**Objective**
Below are some entries; can you quote all of them exactly?

**Listed entries**
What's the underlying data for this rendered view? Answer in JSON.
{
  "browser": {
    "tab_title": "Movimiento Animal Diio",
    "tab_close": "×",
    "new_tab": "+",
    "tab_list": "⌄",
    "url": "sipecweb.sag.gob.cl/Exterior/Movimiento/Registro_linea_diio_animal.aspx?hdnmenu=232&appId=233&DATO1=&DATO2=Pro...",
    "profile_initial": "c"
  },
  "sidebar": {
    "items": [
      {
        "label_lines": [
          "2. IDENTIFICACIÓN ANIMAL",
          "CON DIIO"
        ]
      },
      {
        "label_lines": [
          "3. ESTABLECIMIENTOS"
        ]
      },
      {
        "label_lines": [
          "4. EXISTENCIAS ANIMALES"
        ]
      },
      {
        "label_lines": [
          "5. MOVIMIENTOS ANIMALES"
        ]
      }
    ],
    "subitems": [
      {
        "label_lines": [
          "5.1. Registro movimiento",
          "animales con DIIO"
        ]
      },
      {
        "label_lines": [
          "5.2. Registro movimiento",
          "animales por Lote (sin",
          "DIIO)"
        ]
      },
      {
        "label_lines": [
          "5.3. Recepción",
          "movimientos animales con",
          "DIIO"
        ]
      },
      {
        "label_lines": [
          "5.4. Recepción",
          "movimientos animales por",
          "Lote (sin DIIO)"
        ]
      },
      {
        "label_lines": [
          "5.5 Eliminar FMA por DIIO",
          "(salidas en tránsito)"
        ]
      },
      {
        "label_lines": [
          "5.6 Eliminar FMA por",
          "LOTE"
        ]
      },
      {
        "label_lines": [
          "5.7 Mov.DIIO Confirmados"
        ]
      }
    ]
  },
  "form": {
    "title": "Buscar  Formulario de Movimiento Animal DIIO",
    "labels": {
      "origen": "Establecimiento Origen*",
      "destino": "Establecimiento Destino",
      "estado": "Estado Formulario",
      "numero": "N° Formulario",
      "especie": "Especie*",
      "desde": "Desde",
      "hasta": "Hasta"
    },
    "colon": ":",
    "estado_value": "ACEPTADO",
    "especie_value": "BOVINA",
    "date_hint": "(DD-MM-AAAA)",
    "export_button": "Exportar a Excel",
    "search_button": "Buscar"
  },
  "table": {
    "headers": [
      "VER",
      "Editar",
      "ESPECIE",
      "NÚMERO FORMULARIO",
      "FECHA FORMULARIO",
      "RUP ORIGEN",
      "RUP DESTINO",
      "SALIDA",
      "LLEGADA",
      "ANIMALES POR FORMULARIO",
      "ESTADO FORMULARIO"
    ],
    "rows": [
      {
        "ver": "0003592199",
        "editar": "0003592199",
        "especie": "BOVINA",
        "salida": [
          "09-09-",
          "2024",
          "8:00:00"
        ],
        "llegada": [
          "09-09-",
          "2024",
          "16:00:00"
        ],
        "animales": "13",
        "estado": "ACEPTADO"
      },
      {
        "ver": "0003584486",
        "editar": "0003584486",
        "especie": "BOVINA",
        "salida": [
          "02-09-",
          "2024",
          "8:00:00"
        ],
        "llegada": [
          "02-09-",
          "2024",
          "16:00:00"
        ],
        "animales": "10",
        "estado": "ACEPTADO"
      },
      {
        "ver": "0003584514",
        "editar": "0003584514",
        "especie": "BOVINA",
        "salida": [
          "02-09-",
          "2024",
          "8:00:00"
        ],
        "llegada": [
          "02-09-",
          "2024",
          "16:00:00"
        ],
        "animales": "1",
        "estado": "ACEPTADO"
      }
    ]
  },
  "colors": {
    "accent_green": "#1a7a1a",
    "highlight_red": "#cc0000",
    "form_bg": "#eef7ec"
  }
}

**Solution**
What's the underlying data for this rendered view? Answer in JSON.
{
  "browser": {
    "tab_title": "Movimiento Animal Diio",
    "tab_close": "×",
    "new_tab": "+",
    "tab_list": "⌄",
    "url": "sipecweb.sag.gob.cl/Exterior/Movimiento/Registro_linea_diio_animal.aspx?hdnmenu=232&appId=233&DATO1=&DATO2=Pro...",
    "profile_initial": "c"
  },
  "sidebar": {
    "items": [
      {
        "label_lines": [
          "2. IDENTIFICACIÓN ANIMAL",
          "CON DIIO"
        ]
      },
      {
        "label_lines": [
          "3. ESTABLECIMIENTOS"
        ]
      },
      {
        "label_lines": [
          "4. EXISTENCIAS ANIMALES"
        ]
      },
      {
        "label_lines": [
          "5. MOVIMIENTOS ANIMALES"
        ]
      }
    ],
    "subitems": [
      {
        "label_lines": [
          "5.1. Registro movimiento",
          "animales con DIIO"
        ]
      },
      {
        "label_lines": [
          "5.2. Registro movimiento",
          "animales por Lote (sin",
          "DIIO)"
        ]
      },
      {
        "label_lines": [
          "5.3. Recepción",
          "movimientos animales con",
          "DIIO"
        ]
      },
      {
        "label_lines": [
          "5.4. Recepción",
          "movimientos animales por",
          "Lote (sin DIIO)"
        ]
      },
      {
        "label_lines": [
          "5.5 Eliminar FMA por DIIO",
          "(salidas en tránsito)"
        ]
      },
      {
        "label_lines": [
          "5.6 Eliminar FMA por",
          "LOTE"
        ]
      },
      {
        "label_lines": [
          "5.7 Mov.DIIO Confirmados"
        ]
      }
    ]
  },
  "form": {
    "title": "Buscar  Formulario de Movimiento Animal DIIO",
    "labels": {
      "origen": "Establecimiento Origen*",
      "destino": "Establecimiento Destino",
      "estado": "Estado Formulario",
      "numero": "N° Formulario",
      "especie": "Especie*",
      "desde": "Desde",
      "hasta": "Hasta"
    },
    "colon": ":",
    "estado_value": "ACEPTADO",
    "especie_value": "BOVINA",
    "date_hint": "(DD-MM-AAAA)",
    "export_button": "Exportar a Excel",
    "search_button": "Buscar"
  },
  "table": {
    "headers": [
      "VER",
      "Editar",
      "ESPECIE",
      "NÚMERO FORMULARIO",
      "FECHA FORMULARIO",
      "RUP ORIGEN",
      "RUP DESTINO",
      "SALIDA",
      "LLEGADA",
      "ANIMALES POR FORMULARIO",
      "ESTADO FORMULARIO"
    ],
    "rows": [
      {
        "ver": "0003592199",
        "editar": "0003592199",
        "especie": "BOVINA",
        "salida": [
          "09-09-",
          "2024",
          "8:00:00"
        ],
        "llegada": [
          "09-09-",
          "2024",
          "16:00:00"
        ],
        "animales": "13",
        "estado": "ACEPTADO"
      },
      {
        "ver": "0003584486",
        "editar": "0003584486",
        "especie": "BOVINA",
        "salida": [
          "02-09-",
          "2024",
          "8:00:00"
        ],
        "llegada": [
          "02-09-",
          "2024",
          "16:00:00"
        ],
        "animales": "10",
        "estado": "ACEPTADO"
      },
      {
        "ver": "0003584514",
        "editar": "0003584514",
        "especie": "BOVINA",
        "salida": [
          "02-09-",
          "2024",
          "8:00:00"
        ],
        "llegada": [
          "02-09-",
          "2024",
          "16:00:00"
        ],
        "animales": "1",
        "estado": "ACEPTADO"
      }
    ]
  },
  "colors": {
    "accent_green": "#1a7a1a",
    "highlight_red": "#cc0000",
    "form_bg": "#eef7ec"
  }
}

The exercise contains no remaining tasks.